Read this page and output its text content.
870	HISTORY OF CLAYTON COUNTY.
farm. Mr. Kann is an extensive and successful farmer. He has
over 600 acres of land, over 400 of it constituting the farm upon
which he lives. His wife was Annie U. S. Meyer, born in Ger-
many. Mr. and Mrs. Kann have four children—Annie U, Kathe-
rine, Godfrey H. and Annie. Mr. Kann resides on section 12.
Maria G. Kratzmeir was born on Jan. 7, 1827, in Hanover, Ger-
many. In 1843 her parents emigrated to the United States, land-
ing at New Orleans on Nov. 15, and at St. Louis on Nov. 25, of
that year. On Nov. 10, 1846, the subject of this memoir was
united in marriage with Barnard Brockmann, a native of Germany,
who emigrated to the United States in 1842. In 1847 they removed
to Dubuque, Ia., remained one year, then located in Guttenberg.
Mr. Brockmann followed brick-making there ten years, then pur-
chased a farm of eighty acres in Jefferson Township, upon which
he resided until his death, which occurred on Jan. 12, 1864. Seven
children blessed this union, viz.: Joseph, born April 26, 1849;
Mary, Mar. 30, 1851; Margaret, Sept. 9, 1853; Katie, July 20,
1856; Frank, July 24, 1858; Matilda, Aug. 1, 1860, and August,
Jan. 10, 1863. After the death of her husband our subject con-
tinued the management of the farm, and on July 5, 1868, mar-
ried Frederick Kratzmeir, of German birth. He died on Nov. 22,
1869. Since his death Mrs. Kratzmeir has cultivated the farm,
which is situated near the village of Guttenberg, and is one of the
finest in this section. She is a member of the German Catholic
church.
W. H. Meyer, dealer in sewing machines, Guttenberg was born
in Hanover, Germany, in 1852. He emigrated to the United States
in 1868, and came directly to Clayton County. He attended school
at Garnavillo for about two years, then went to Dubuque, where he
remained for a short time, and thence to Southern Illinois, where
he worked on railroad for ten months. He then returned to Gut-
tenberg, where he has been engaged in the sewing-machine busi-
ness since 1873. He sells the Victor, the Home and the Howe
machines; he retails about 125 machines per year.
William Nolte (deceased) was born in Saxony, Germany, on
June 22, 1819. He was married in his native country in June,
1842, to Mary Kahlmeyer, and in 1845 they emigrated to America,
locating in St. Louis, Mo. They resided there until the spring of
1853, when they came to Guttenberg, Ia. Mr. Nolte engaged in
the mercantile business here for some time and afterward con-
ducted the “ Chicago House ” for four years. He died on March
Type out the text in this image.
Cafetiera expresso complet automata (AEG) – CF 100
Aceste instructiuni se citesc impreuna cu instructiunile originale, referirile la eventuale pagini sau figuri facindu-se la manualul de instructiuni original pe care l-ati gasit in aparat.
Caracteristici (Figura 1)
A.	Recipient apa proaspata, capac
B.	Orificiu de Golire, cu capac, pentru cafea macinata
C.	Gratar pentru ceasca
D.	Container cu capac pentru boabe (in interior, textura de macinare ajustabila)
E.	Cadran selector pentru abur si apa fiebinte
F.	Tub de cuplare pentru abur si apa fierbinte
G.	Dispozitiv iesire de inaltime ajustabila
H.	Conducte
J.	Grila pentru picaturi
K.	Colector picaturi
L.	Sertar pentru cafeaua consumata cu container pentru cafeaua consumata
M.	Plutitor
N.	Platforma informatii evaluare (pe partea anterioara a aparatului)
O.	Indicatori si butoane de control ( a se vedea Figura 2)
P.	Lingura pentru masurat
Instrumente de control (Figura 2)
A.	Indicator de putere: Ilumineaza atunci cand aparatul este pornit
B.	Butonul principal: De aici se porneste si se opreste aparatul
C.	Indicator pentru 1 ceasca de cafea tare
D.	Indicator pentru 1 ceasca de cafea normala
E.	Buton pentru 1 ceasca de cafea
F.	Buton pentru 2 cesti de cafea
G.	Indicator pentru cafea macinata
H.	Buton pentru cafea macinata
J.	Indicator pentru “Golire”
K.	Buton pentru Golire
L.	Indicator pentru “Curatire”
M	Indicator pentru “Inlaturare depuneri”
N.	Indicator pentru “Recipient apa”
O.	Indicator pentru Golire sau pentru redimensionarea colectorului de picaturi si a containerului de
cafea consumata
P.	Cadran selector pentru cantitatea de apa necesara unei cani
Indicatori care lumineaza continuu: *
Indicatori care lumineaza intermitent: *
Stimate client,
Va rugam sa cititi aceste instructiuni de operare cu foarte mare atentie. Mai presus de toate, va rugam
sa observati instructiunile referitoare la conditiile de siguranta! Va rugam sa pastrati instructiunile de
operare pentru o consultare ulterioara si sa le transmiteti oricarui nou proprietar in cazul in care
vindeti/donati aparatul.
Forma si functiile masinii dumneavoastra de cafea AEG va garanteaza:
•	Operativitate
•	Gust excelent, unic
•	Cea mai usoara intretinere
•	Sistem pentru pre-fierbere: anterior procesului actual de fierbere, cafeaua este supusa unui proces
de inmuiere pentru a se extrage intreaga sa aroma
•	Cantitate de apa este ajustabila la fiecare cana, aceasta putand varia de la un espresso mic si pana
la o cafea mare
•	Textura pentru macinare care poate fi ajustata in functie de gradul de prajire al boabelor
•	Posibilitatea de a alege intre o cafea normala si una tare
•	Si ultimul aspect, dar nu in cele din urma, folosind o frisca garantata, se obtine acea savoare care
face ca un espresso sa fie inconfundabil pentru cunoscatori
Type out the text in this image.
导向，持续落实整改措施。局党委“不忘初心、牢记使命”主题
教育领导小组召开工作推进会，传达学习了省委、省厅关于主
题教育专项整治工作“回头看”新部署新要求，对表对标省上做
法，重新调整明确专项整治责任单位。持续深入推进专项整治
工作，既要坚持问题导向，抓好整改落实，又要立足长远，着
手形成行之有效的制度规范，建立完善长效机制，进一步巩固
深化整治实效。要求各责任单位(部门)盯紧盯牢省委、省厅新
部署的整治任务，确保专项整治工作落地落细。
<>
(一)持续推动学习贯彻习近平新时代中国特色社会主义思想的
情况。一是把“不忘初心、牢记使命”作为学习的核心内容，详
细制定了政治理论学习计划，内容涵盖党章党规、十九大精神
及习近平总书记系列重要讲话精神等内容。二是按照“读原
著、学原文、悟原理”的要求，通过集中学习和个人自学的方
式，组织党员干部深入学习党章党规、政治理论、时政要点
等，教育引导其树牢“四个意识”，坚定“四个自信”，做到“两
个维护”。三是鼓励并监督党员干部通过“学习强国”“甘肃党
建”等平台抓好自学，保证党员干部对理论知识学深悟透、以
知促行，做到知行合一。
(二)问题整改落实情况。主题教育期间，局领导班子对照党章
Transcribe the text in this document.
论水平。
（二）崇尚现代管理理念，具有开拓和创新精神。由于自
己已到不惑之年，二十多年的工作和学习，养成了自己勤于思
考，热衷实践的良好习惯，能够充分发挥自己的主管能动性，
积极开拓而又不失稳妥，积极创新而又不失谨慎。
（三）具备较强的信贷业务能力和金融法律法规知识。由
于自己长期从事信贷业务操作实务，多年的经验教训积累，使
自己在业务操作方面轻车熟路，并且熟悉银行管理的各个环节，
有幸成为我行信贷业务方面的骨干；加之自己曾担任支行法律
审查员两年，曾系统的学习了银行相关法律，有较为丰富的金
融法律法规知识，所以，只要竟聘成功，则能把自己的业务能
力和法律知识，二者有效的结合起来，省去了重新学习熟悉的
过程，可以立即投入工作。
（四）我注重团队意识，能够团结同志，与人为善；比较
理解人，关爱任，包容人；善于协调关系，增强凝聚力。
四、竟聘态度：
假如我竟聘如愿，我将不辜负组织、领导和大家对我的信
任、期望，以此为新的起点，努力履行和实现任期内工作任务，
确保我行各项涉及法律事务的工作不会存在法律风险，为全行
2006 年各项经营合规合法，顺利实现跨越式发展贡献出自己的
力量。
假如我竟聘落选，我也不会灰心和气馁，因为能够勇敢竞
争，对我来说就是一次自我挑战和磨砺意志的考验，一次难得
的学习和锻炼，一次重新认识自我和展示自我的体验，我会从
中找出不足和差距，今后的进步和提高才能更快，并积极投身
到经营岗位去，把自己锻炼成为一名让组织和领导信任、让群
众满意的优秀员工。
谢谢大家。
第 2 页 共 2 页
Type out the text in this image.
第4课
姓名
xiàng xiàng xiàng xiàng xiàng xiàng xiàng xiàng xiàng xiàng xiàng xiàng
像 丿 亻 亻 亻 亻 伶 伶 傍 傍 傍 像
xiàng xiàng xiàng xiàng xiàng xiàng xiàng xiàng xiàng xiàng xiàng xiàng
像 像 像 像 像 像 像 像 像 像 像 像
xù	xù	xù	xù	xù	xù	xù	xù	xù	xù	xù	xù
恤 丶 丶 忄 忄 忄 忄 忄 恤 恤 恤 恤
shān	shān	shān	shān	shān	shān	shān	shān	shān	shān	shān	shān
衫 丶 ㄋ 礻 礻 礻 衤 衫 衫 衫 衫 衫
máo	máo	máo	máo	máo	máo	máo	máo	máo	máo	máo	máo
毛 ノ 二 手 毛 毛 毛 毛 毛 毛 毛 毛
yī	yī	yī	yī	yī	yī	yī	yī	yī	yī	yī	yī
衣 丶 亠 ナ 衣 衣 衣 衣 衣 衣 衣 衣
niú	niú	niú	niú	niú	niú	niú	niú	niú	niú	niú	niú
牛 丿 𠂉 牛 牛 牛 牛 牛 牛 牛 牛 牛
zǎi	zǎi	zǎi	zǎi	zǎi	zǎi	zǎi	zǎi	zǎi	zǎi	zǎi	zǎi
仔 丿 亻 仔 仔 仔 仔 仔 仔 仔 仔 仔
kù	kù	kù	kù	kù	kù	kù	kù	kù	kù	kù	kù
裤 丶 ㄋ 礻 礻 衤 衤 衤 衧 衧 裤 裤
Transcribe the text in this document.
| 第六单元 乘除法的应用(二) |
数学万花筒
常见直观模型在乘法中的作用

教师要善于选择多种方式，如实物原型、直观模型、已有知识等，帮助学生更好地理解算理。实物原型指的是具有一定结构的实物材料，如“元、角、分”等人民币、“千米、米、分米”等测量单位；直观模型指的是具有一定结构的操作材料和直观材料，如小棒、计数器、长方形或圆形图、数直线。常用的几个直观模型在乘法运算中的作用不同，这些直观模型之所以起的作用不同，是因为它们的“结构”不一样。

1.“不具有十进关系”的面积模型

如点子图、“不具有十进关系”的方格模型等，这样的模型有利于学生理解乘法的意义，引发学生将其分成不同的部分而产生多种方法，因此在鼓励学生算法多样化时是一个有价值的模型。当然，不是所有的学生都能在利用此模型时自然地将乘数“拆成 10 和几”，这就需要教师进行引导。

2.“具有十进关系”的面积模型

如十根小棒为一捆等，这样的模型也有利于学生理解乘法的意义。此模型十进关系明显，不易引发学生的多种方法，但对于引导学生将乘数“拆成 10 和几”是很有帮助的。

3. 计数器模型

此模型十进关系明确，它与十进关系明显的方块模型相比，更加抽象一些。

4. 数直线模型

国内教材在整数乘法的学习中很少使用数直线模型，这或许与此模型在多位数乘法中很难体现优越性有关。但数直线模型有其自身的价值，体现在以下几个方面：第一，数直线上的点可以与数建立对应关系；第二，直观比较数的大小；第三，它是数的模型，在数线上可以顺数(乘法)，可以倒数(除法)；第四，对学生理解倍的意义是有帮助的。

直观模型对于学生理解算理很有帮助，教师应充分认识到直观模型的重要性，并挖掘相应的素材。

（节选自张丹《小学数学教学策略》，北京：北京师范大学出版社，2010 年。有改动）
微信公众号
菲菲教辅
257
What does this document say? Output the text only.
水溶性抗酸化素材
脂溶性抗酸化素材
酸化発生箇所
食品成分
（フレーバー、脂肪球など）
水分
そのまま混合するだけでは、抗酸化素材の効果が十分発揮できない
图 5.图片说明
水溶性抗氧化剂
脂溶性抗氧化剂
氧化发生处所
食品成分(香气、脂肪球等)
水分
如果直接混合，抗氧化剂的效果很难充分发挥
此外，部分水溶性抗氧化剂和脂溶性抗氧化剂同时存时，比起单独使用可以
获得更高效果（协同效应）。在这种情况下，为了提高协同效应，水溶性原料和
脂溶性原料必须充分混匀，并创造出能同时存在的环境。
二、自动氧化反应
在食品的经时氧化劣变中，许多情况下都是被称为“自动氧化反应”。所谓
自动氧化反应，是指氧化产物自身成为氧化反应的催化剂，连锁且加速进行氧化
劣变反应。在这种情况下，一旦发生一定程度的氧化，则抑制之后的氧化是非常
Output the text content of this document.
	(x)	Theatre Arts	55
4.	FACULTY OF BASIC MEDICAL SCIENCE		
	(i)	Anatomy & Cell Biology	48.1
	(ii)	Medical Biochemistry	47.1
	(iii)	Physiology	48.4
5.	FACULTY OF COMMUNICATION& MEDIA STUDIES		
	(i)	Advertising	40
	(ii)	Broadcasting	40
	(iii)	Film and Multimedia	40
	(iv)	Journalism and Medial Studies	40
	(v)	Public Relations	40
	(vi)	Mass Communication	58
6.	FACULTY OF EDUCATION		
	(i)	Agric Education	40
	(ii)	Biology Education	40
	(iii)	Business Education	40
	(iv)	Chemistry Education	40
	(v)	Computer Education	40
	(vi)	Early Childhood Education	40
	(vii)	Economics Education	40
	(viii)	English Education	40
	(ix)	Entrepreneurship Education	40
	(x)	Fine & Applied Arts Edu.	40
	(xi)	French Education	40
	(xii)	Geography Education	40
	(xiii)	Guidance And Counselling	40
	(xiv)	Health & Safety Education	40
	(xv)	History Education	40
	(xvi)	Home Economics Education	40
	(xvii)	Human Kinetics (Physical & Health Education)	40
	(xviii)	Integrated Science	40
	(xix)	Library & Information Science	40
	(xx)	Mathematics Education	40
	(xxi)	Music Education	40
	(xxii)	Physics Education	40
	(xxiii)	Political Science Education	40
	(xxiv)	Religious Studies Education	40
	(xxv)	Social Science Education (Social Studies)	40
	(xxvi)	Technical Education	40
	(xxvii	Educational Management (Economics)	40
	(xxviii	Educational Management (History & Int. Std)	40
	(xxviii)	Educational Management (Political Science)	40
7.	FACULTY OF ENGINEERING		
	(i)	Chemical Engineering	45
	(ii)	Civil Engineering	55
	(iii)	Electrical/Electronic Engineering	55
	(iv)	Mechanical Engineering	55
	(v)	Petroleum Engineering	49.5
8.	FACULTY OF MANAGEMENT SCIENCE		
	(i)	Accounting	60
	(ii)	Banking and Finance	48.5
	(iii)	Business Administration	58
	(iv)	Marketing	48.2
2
_ _ _ _
What you are asked to do
Copy each line of the listing that includes "land".

Answer in full
over 600 acres of land, over 400 of it constituting the farm upon
many. In 1843 her parents emigrated to the United States, land-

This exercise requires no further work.